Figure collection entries
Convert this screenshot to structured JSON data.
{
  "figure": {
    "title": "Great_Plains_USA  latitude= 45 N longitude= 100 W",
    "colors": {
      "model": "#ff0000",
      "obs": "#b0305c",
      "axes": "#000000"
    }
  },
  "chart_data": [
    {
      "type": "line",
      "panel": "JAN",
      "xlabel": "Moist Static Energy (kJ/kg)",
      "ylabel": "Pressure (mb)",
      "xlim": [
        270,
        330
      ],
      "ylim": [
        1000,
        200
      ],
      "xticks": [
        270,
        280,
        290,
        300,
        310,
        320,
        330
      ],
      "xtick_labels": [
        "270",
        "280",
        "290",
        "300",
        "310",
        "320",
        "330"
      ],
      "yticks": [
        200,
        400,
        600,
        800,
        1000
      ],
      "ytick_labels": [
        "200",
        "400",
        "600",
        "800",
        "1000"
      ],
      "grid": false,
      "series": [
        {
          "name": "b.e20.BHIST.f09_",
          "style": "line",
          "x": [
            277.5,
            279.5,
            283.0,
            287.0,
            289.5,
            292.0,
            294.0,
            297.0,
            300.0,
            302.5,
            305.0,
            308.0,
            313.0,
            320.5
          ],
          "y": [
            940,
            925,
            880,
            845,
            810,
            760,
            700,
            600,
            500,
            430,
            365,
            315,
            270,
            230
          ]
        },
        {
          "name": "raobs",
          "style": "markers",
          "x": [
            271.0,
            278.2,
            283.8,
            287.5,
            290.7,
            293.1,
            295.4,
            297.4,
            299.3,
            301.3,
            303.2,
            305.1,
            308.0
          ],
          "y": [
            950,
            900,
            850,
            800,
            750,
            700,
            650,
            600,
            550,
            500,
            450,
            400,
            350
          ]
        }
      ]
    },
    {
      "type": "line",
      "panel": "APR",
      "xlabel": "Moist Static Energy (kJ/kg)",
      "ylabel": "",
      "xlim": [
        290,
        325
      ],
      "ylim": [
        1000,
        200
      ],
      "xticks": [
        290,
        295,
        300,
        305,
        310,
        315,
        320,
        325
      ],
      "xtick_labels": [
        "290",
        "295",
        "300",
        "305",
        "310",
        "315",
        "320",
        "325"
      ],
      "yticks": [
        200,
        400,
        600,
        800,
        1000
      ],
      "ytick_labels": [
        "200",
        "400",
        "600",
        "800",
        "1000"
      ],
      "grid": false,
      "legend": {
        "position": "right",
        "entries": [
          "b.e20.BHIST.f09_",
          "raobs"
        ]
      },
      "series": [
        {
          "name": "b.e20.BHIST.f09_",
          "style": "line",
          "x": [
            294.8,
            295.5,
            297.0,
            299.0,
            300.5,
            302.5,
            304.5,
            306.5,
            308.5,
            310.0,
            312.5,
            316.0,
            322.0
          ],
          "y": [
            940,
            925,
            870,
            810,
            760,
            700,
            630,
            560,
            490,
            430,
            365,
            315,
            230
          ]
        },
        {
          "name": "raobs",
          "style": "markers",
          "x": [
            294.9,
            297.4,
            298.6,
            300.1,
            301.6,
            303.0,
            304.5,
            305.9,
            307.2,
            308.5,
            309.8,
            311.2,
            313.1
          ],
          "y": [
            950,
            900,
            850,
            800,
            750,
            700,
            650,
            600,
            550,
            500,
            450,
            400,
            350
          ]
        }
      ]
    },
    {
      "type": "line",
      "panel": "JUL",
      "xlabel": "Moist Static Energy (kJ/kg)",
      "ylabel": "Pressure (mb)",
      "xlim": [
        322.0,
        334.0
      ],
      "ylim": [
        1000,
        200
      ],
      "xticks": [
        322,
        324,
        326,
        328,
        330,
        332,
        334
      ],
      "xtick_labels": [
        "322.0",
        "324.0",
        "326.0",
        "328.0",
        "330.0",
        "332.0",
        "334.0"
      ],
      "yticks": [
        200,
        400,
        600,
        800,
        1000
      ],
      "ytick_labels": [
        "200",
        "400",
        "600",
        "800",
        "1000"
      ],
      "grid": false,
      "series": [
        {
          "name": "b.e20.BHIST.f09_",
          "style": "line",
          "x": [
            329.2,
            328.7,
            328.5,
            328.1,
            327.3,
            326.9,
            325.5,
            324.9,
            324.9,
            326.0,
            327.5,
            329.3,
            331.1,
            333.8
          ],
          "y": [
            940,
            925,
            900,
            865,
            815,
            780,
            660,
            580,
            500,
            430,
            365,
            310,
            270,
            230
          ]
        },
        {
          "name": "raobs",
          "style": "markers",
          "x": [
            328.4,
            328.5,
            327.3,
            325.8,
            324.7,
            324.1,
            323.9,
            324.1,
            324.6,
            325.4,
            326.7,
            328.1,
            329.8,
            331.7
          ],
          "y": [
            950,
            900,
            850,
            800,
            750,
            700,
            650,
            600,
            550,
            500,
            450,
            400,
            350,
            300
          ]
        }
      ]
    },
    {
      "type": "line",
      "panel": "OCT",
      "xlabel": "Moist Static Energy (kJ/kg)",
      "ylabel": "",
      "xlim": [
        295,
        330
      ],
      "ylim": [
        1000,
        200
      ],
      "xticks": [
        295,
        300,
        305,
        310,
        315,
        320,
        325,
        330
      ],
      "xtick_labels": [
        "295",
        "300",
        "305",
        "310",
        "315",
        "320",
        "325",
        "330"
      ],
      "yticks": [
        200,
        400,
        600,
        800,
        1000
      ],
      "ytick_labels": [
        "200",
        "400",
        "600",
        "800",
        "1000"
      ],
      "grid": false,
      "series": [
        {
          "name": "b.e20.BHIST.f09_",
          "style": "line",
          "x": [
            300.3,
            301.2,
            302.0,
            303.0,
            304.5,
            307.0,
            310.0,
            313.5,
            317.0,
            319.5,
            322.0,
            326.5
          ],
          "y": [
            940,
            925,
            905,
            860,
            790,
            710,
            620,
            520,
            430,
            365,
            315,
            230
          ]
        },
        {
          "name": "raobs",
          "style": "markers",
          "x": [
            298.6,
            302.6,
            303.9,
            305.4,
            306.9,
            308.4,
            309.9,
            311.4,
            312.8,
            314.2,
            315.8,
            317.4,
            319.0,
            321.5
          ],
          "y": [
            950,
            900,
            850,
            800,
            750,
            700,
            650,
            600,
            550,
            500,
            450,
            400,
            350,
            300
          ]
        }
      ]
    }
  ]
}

## Aim of the exercise
Transcribe all the entries, keeping each one exactly as it is.

## Answer to the task
Convert this screenshot to structured JSON data.
{
  "figure": {
    "title": "Great_Plains_USA  latitude= 45 N longitude= 100 W",
    "colors": {
      "model": "#ff0000",
      "obs": "#b0305c",
      "axes": "#000000"
    }
  },
  "chart_data": [
    {
      "type": "line",
      "panel": "JAN",
      "xlabel": "Moist Static Energy (kJ/kg)",
      "ylabel": "Pressure (mb)",
      "xlim": [
        270,
        330
      ],
      "ylim": [
        1000,
        200
      ],
      "xticks": [
        270,
        280,
        290,
        300,
        310,
        320,
        330
      ],
      "xtick_labels": [
        "270",
        "280",
        "290",
        "300",
        "310",
        "320",
        "330"
      ],
      "yticks": [
        200,
        400,
        600,
        800,
        1000
      ],
      "ytick_labels": [
        "200",
        "400",
        "600",
        "800",
        "1000"
      ],
      "grid": false,
      "series": [
        {
          "name": "b.e20.BHIST.f09_",
          "style": "line",
          "x": [
            277.5,
            279.5,
            283.0,
            287.0,
            289.5,
            292.0,
            294.0,
            297.0,
            300.0,
            302.5,
            305.0,
            308.0,
            313.0,
            320.5
          ],
          "y": [
            940,
            925,
            880,
            845,
            810,
            760,
            700,
            600,
            500,
            430,
            365,
            315,
            270,
            230
          ]
        },
        {
          "name": "raobs",
          "style": "markers",
          "x": [
            271.0,
            278.2,
            283.8,
            287.5,
            290.7,
            293.1,
            295.4,
            297.4,
            299.3,
            301.3,
            303.2,
            305.1,
            308.0
          ],
          "y": [
            950,
            900,
            850,
            800,
            750,
            700,
            650,
            600,
            550,
            500,
            450,
            400,
            350
          ]
        }
      ]
    },
    {
      "type": "line",
      "panel": "APR",
      "xlabel": "Moist Static Energy (kJ/kg)",
      "ylabel": "",
      "xlim": [
        290,
        325
      ],
      "ylim": [
        1000,
        200
      ],
      "xticks": [
        290,
        295,
        300,
        305,
        310,
        315,
        320,
        325
      ],
      "xtick_labels": [
        "290",
        "295",
        "300",
        "305",
        "310",
        "315",
        "320",
        "325"
      ],
      "yticks": [
        200,
        400,
        600,
        800,
        1000
      ],
      "ytick_labels": [
        "200",
        "400",
        "600",
        "800",
        "1000"
      ],
      "grid": false,
      "legend": {
        "position": "right",
        "entries": [
          "b.e20.BHIST.f09_",
          "raobs"
        ]
      },
      "series": [
        {
          "name": "b.e20.BHIST.f09_",
          "style": "line",
          "x": [
            294.8,
            295.5,
            297.0,
            299.0,
            300.5,
            302.5,
            304.5,
            306.5,
            308.5,
            310.0,
            312.5,
            316.0,
            322.0
          ],
          "y": [
            940,
            925,
            870,
            810,
            760,
            700,
            630,
            560,
            490,
            430,
            365,
            315,
            230
          ]
        },
        {
          "name": "raobs",
          "style": "markers",
          "x": [
            294.9,
            297.4,
            298.6,
            300.1,
            301.6,
            303.0,
            304.5,
            305.9,
            307.2,
            308.5,
            309.8,
            311.2,
            313.1
          ],
          "y": [
            950,
            900,
            850,
            800,
            750,
            700,
            650,
            600,
            550,
            500,
            450,
            400,
            350
          ]
        }
      ]
    },
    {
      "type": "line",
      "panel": "JUL",
      "xlabel": "Moist Static Energy (kJ/kg)",
      "ylabel": "Pressure (mb)",
      "xlim": [
        322.0,
        334.0
      ],
      "ylim": [
        1000,
        200
      ],
      "xticks": [
        322,
        324,
        326,
        328,
        330,
        332,
        334
      ],
      "xtick_labels": [
        "322.0",
        "324.0",
        "326.0",
        "328.0",
        "330.0",
        "332.0",
        "334.0"
      ],
      "yticks": [
        200,
        400,
        600,
        800,
        1000
      ],
      "ytick_labels": [
        "200",
        "400",
        "600",
        "800",
        "1000"
      ],
      "grid": false,
      "series": [
        {
          "name": "b.e20.BHIST.f09_",
          "style": "line",
          "x": [
            329.2,
            328.7,
            328.5,
            328.1,
            327.3,
            326.9,
            325.5,
            324.9,
            324.9,
            326.0,
            327.5,
            329.3,
            331.1,
            333.8
          ],
          "y": [
            940,
            925,
            900,
            865,
            815,
            780,
            660,
            580,
            500,
            430,
            365,
            310,
            270,
            230
          ]
        },
        {
          "name": "raobs",
          "style": "markers",
          "x": [
            328.4,
            328.5,
            327.3,
            325.8,
            324.7,
            324.1,
            323.9,
            324.1,
            324.6,
            325.4,
            326.7,
            328.1,
            329.8,
            331.7
          ],
          "y": [
            950,
            900,
            850,
            800,
            750,
            700,
            650,
            600,
            550,
            500,
            450,
            400,
            350,
            300
          ]
        }
      ]
    },
    {
      "type": "line",
      "panel": "OCT",
      "xlabel": "Moist Static Energy (kJ/kg)",
      "ylabel": "",
      "xlim": [
        295,
        330
      ],
      "ylim": [
        1000,
        200
      ],
      "xticks": [
        295,
        300,
        305,
        310,
        315,
        320,
        325,
        330
      ],
      "xtick_labels": [
        "295",
        "300",
        "305",
        "310",
        "315",
        "320",
        "325",
        "330"
      ],
      "yticks": [
        200,
        400,
        600,
        800,
        1000
      ],
      "ytick_labels": [
        "200",
        "400",
        "600",
        "800",
        "1000"
      ],
      "grid": false,
      "series": [
        {
          "name": "b.e20.BHIST.f09_",
          "style": "line",
          "x": [
            300.3,
            301.2,
            302.0,
            303.0,
            304.5,
            307.0,
            310.0,
            313.5,
            317.0,
            319.5,
            322.0,
            326.5
          ],
          "y": [
            940,
            925,
            905,
            860,
            790,
            710,
            620,
            520,
            430,
            365,
            315,
            230
          ]
        },
        {
          "name": "raobs",
          "style": "markers",
          "x": [
            298.6,
            302.6,
            303.9,
            305.4,
            306.9,
            308.4,
            309.9,
            311.4,
            312.8,
            314.2,
            315.8,
            317.4,
            319.0,
            321.5
          ],
          "y": [
            950,
            900,
            850,
            800,
            750,
            700,
            650,
            600,
            550,
            500,
            450,
            400,
            350,
            300
          ]
        }
      ]
    }
  ]
}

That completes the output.